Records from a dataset
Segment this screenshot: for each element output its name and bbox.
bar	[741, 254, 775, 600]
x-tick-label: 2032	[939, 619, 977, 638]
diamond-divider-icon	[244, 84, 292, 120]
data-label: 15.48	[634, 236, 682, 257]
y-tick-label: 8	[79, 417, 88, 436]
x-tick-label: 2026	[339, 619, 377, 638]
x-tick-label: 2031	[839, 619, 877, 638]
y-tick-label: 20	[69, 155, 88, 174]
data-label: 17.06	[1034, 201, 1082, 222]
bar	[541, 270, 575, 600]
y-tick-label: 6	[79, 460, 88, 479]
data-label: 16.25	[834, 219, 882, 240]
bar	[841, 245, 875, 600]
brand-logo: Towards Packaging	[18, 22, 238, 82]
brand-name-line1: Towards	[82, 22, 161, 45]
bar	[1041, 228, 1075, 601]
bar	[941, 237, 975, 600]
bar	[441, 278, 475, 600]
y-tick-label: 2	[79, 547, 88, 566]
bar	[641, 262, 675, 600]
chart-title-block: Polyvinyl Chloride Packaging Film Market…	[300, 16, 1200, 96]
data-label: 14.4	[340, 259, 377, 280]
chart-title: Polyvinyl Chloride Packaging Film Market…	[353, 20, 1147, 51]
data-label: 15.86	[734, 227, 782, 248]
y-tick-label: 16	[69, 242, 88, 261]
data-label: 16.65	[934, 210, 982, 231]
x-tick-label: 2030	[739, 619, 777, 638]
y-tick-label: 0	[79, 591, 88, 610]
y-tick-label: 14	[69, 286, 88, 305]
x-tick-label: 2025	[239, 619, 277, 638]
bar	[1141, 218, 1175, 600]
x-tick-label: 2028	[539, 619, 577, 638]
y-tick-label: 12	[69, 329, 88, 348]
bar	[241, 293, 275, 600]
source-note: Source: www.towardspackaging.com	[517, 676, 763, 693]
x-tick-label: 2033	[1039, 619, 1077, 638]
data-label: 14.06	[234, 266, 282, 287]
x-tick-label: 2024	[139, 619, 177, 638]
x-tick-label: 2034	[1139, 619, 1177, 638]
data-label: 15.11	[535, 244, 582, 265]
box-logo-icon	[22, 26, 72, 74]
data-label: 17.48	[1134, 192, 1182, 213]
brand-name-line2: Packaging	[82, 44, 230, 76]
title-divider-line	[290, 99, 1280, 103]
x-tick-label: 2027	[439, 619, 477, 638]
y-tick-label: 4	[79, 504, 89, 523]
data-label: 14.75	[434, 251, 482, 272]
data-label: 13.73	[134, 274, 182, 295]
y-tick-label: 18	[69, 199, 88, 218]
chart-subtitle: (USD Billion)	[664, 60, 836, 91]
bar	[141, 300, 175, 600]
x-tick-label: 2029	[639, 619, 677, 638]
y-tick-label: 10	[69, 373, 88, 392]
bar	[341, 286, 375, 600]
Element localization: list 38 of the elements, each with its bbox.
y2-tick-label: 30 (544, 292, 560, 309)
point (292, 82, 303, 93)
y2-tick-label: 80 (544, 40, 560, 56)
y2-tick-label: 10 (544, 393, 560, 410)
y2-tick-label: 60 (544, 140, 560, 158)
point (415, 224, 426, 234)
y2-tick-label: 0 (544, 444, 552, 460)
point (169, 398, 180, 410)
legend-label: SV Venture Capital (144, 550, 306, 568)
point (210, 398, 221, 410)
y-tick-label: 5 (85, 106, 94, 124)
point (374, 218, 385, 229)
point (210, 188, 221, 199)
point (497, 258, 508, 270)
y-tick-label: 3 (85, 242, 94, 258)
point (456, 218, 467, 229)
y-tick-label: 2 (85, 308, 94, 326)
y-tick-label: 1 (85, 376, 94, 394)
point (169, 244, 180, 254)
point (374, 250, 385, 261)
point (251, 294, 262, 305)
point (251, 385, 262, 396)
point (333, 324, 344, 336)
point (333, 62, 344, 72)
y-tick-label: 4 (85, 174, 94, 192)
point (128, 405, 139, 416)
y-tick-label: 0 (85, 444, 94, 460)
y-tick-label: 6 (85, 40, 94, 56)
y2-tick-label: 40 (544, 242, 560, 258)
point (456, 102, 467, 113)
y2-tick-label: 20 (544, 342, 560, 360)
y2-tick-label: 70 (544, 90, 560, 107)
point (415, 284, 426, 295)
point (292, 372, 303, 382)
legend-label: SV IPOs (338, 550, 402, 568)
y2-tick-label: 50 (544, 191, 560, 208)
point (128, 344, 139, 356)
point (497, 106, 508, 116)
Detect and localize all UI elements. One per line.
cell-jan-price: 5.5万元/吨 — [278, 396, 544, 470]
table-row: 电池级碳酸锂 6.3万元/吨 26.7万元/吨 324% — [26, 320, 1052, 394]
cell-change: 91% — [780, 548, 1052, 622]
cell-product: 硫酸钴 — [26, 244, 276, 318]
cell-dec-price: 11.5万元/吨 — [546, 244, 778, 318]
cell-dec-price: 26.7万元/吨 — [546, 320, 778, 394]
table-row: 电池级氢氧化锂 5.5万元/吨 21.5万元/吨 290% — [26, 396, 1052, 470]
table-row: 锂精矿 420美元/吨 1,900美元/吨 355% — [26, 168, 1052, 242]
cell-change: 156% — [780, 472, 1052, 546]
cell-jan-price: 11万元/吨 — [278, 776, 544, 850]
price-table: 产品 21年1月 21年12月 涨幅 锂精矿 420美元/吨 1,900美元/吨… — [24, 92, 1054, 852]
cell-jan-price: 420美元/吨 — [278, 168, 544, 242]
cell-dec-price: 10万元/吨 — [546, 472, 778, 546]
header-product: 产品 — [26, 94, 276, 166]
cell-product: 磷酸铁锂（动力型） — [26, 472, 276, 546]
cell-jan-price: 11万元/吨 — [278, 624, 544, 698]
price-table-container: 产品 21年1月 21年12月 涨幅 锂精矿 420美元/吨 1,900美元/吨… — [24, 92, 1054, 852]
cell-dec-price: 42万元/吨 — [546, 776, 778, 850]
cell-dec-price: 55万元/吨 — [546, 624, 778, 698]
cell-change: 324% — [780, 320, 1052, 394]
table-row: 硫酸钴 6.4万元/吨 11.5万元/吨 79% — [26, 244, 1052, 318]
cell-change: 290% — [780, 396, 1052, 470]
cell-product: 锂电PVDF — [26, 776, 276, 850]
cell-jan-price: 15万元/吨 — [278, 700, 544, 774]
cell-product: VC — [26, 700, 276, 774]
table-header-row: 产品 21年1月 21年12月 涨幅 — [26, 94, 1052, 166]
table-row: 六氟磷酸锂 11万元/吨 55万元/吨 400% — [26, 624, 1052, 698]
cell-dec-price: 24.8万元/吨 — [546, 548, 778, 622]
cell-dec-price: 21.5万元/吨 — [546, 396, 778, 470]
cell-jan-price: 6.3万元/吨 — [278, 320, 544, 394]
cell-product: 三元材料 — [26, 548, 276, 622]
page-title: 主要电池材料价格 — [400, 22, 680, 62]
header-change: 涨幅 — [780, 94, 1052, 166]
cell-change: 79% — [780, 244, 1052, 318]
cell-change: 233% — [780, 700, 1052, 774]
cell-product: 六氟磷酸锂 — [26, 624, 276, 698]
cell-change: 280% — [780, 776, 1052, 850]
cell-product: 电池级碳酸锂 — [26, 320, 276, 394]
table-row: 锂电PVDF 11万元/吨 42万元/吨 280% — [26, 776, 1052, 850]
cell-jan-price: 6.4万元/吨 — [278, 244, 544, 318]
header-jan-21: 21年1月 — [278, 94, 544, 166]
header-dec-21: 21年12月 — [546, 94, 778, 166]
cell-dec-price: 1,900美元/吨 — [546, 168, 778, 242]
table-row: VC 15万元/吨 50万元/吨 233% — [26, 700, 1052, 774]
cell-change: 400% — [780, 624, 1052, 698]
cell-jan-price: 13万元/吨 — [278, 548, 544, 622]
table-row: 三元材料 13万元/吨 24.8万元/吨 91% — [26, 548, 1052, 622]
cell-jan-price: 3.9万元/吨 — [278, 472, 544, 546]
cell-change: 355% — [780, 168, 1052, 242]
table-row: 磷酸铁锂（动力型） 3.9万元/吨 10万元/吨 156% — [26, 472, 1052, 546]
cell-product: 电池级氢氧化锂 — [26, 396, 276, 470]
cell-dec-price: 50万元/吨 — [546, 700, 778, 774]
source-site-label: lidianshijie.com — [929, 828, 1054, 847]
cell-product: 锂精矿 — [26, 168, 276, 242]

--- WHAT TO PRODUCE ---
Find every line in the records that contains the string "电池级氢氧化锂" and copy each of those lines.

--- COMPLETED EXERCISE ---
table-row: 电池级氢氧化锂 5.5万元/吨 21.5万元/吨 290% — [26, 396, 1052, 470]
cell-product: 电池级氢氧化锂 — [26, 396, 276, 470]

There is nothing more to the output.